◆ PROBLEM REQUIREMENTS ◆
Provide only the number of lines in the records below that include "registos".

-- START AVAILABLE RECORDS --

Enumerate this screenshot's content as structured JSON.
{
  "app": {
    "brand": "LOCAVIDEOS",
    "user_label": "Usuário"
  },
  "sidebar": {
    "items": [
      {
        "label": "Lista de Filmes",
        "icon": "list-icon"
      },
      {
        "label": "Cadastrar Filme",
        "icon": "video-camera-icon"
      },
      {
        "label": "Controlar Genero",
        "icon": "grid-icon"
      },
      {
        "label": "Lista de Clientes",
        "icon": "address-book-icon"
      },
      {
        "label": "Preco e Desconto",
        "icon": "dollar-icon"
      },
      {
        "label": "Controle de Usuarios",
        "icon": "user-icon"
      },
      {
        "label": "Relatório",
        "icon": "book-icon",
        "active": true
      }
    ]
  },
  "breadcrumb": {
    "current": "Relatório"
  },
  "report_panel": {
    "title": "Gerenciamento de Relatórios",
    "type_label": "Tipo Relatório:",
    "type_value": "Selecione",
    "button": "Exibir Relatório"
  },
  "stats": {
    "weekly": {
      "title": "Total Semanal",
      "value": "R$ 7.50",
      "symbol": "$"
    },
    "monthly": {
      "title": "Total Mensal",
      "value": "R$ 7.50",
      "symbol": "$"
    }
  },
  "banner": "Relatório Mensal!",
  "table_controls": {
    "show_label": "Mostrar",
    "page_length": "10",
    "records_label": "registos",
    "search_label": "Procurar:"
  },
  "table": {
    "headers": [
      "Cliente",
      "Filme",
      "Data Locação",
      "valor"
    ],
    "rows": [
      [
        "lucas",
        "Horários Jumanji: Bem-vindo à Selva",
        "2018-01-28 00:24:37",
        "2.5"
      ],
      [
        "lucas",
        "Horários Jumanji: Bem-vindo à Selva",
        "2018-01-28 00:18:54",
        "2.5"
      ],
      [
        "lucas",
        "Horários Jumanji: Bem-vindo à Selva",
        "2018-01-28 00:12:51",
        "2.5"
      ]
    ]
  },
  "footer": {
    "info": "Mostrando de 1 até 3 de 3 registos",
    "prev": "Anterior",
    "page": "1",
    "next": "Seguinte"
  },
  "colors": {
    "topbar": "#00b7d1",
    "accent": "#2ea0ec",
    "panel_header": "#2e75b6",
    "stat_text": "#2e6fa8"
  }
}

-- END AVAILABLE RECORDS --

◆ RESULT BELOW ◆
2